WHAT THIS TASK INVOLVES: Reproduce the listing below exactly. Pictures do not belong in the copy.

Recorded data
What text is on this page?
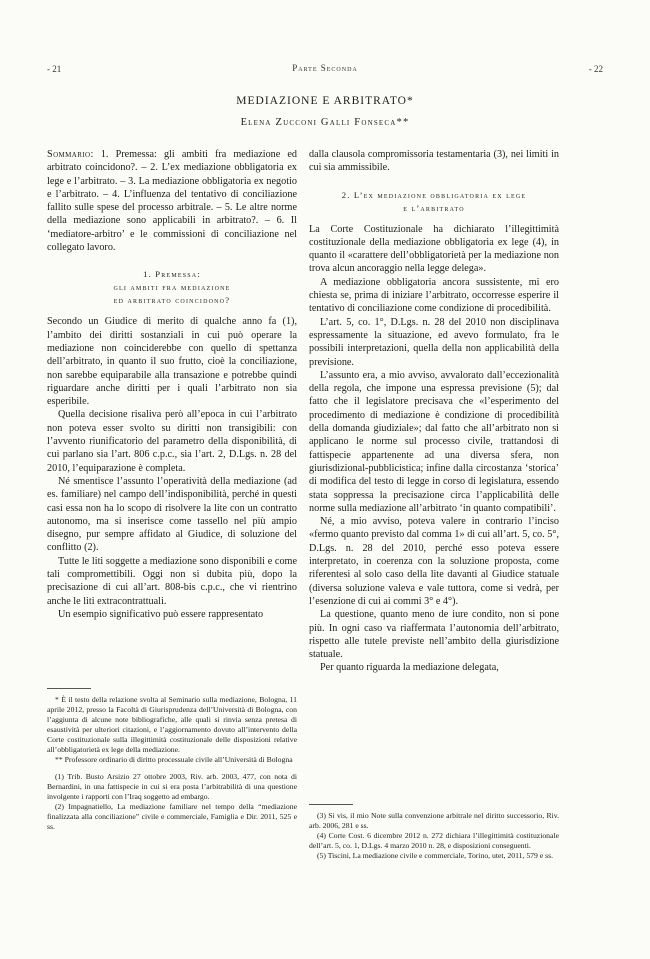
- 21	Parte Seconda	- 22
MEDIAZIONE E ARBITRATO*
Elena Zucconi Galli Fonseca**
Sommario: 1. Premessa: gli ambiti fra mediazione ed arbitrato coincidono?. – 2. L’ex mediazione obbligatoria ex lege e l’arbitrato. – 3. La mediazione obbligatoria ex negotio e l’arbitrato. – 4. L’influenza del tentativo di conciliazione fallito sulle spese del processo arbitrale. – 5. Le altre norme della mediazione sono applicabili in arbitrato?. – 6. Il ‘mediatore-arbitro’ e le commissioni di conciliazione nel collegato lavoro.
1. Premessa:
gli ambiti fra mediazione
ed arbitrato coincidono?

Secondo un Giudice di merito di qualche anno fa (1), l’ambito dei diritti sostanziali in cui può operare la mediazione non coinciderebbe con quello di spettanza dell’arbitrato, in quanto il suo frutto, cioè la conciliazione, non sarebbe equiparabile alla transazione e potrebbe quindi riguardare anche diritti per i quali l’arbitrato non sia esperibile.

Quella decisione risaliva però all’epoca in cui l’arbitrato non poteva esser svolto su diritti non transigibili: con l’avvento riunificatorio del parametro della disponibilità, di cui parlano sia l’art. 806 c.p.c., sia l’art. 2, D.Lgs. n. 28 del 2010, l’equiparazione è completa.

Né smentisce l’assunto l’operatività della mediazione (ad es. familiare) nel campo dell’indisponibilità, perché in questi casi essa non ha lo scopo di risolvere la lite con un contratto autonomo, ma si inserisce come tassello nel più ampio disegno, pur sempre affidato al Giudice, di soluzione del conflitto (2).

Tutte le liti soggette a mediazione sono disponibili e come tali compromettibili. Oggi non si dubita più, dopo la precisazione di cui all’art. 808-bis c.p.c., che vi rientrino anche le liti extracontrattuali.

Un esempio significativo può essere rappresentato

dalla clausola compromissoria testamentaria (3), nei limiti in cui sia ammissibile.

2. L’ex mediazione obbligatoria ex lege
e l’arbitrato

La Corte Costituzionale ha dichiarato l’illegittimità costituzionale della mediazione obbligatoria ex lege (4), in quanto il «carattere dell’obbligatorietà per la mediazione non trova alcun ancoraggio nella legge delega».

A mediazione obbligatoria ancora sussistente, mi ero chiesta se, prima di iniziare l’arbitrato, occorresse esperire il tentativo di conciliazione come condizione di procedibilità.

L’art. 5, co. 1°, D.Lgs. n. 28 del 2010 non disciplinava espressamente la situazione, ed avevo formulato, fra le possibili interpretazioni, quella della non applicabilità della previsione.

L’assunto era, a mio avviso, avvalorato dall’eccezionalità della regola, che impone una espressa previsione (5); dal fatto che il legislatore precisava che «l’esperimento del procedimento di mediazione è condizione di procedibilità della domanda giudiziale»; dal fatto che all’arbitrato non si applicano le norme sul processo civile, trattandosi di fattispecie appartenente ad una diversa sfera, non giurisdizional-pubblicistica; infine dalla circostanza ‘storica’ di modifica del testo di legge in corso di legislatura, essendo stata soppressa la precisazione circa l’applicabilità delle norme sulla mediazione all’arbitrato ‘in quanto compatibili’.

Né, a mio avviso, poteva valere in contrario l’inciso «fermo quanto previsto dal comma 1» di cui all’art. 5, co. 5°, D.Lgs. n. 28 del 2010, perché esso poteva essere interpretato, in coerenza con la soluzione proposta, come riferentesi al solo caso della lite davanti al Giudice statuale (diversa soluzione valeva e vale tuttora, come si vedrà, per l’esenzione di cui ai commi 3° e 4°).

La questione, quanto meno de iure condito, non si pone più. In ogni caso va riaffermata l’autonomia dell’arbitrato, rispetto alle tutele previste nell’ambito della giurisdizione statuale.

Per quanto riguarda la mediazione delegata,

* È il testo della relazione svolta al Seminario sulla mediazione, Bologna, 11 aprile 2012, presso la Facoltà di Giurisprudenza dell’Università di Bologna, con l’aggiunta di alcune note bibliografiche, alle quali si rinvia senza pretesa di esaustività per ulteriori citazioni, e l’aggiornamento dovuto all’intervento della Corte costituzionale sulla illegittimità costituzionale delle disposizioni relative all’obbligatorietà ex lege della mediazione.

** Professore ordinario di diritto processuale civile all’Università di Bologna

(1) Trib. Busto Arsizio 27 ottobre 2003, Riv. arb. 2003, 477, con nota di Bernardini, in una fattispecie in cui si era posta l’arbitrabilità di una questione involgente i rapporti con l’Iraq soggetto ad embargo.

(2) Impagnatiello, La mediazione familiare nel tempo della “mediazione finalizzata alla conciliazione” civile e commerciale, Famiglia e Dir. 2011, 525 e ss.

(3) Si vis, il mio Note sulla convenzione arbitrale nel diritto successorio, Riv. arb. 2006, 281 e ss.

(4) Corte Cost. 6 dicembre 2012 n. 272 dichiara l’illegittimità costituzionale dell’art. 5, co. 1, D.Lgs. 4 marzo 2010 n. 28, e disposizioni conseguenti.

(5) Tiscini, La mediazione civile e commerciale, Torino, utet, 2011, 579 e ss.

ANSWER FOR THE TASK:
What text is on this page?
- 21	Parte Seconda	- 22
MEDIAZIONE E ARBITRATO*
Elena Zucconi Galli Fonseca**
Sommario: 1. Premessa: gli ambiti fra mediazione ed arbitrato coincidono?. – 2. L’ex mediazione obbligatoria ex lege e l’arbitrato. – 3. La mediazione obbligatoria ex negotio e l’arbitrato. – 4. L’influenza del tentativo di conciliazione fallito sulle spese del processo arbitrale. – 5. Le altre norme della mediazione sono applicabili in arbitrato?. – 6. Il ‘mediatore-arbitro’ e le commissioni di conciliazione nel collegato lavoro.
1. Premessa:
gli ambiti fra mediazione
ed arbitrato coincidono?

Secondo un Giudice di merito di qualche anno fa (1), l’ambito dei diritti sostanziali in cui può operare la mediazione non coinciderebbe con quello di spettanza dell’arbitrato, in quanto il suo frutto, cioè la conciliazione, non sarebbe equiparabile alla transazione e potrebbe quindi riguardare anche diritti per i quali l’arbitrato non sia esperibile.

Quella decisione risaliva però all’epoca in cui l’arbitrato non poteva esser svolto su diritti non transigibili: con l’avvento riunificatorio del parametro della disponibilità, di cui parlano sia l’art. 806 c.p.c., sia l’art. 2, D.Lgs. n. 28 del 2010, l’equiparazione è completa.

Né smentisce l’assunto l’operatività della mediazione (ad es. familiare) nel campo dell’indisponibilità, perché in questi casi essa non ha lo scopo di risolvere la lite con un contratto autonomo, ma si inserisce come tassello nel più ampio disegno, pur sempre affidato al Giudice, di soluzione del conflitto (2).

Tutte le liti soggette a mediazione sono disponibili e come tali compromettibili. Oggi non si dubita più, dopo la precisazione di cui all’art. 808-bis c.p.c., che vi rientrino anche le liti extracontrattuali.

Un esempio significativo può essere rappresentato

dalla clausola compromissoria testamentaria (3), nei limiti in cui sia ammissibile.

2. L’ex mediazione obbligatoria ex lege
e l’arbitrato

La Corte Costituzionale ha dichiarato l’illegittimità costituzionale della mediazione obbligatoria ex lege (4), in quanto il «carattere dell’obbligatorietà per la mediazione non trova alcun ancoraggio nella legge delega».

A mediazione obbligatoria ancora sussistente, mi ero chiesta se, prima di iniziare l’arbitrato, occorresse esperire il tentativo di conciliazione come condizione di procedibilità.

L’art. 5, co. 1°, D.Lgs. n. 28 del 2010 non disciplinava espressamente la situazione, ed avevo formulato, fra le possibili interpretazioni, quella della non applicabilità della previsione.

L’assunto era, a mio avviso, avvalorato dall’eccezionalità della regola, che impone una espressa previsione (5); dal fatto che il legislatore precisava che «l’esperimento del procedimento di mediazione è condizione di procedibilità della domanda giudiziale»; dal fatto che all’arbitrato non si applicano le norme sul processo civile, trattandosi di fattispecie appartenente ad una diversa sfera, non giurisdizional-pubblicistica; infine dalla circostanza ‘storica’ di modifica del testo di legge in corso di legislatura, essendo stata soppressa la precisazione circa l’applicabilità delle norme sulla mediazione all’arbitrato ‘in quanto compatibili’.

Né, a mio avviso, poteva valere in contrario l’inciso «fermo quanto previsto dal comma 1» di cui all’art. 5, co. 5°, D.Lgs. n. 28 del 2010, perché esso poteva essere interpretato, in coerenza con la soluzione proposta, come riferentesi al solo caso della lite davanti al Giudice statuale (diversa soluzione valeva e vale tuttora, come si vedrà, per l’esenzione di cui ai commi 3° e 4°).

La questione, quanto meno de iure condito, non si pone più. In ogni caso va riaffermata l’autonomia dell’arbitrato, rispetto alle tutele previste nell’ambito della giurisdizione statuale.

Per quanto riguarda la mediazione delegata,

* È il testo della relazione svolta al Seminario sulla mediazione, Bologna, 11 aprile 2012, presso la Facoltà di Giurisprudenza dell’Università di Bologna, con l’aggiunta di alcune note bibliografiche, alle quali si rinvia senza pretesa di esaustività per ulteriori citazioni, e l’aggiornamento dovuto all’intervento della Corte costituzionale sulla illegittimità costituzionale delle disposizioni relative all’obbligatorietà ex lege della mediazione.

** Professore ordinario di diritto processuale civile all’Università di Bologna

(1) Trib. Busto Arsizio 27 ottobre 2003, Riv. arb. 2003, 477, con nota di Bernardini, in una fattispecie in cui si era posta l’arbitrabilità di una questione involgente i rapporti con l’Iraq soggetto ad embargo.

(2) Impagnatiello, La mediazione familiare nel tempo della “mediazione finalizzata alla conciliazione” civile e commerciale, Famiglia e Dir. 2011, 525 e ss.

(3) Si vis, il mio Note sulla convenzione arbitrale nel diritto successorio, Riv. arb. 2006, 281 e ss.

(4) Corte Cost. 6 dicembre 2012 n. 272 dichiara l’illegittimità costituzionale dell’art. 5, co. 1, D.Lgs. 4 marzo 2010 n. 28, e disposizioni conseguenti.

(5) Tiscini, La mediazione civile e commerciale, Torino, utet, 2011, 579 e ss.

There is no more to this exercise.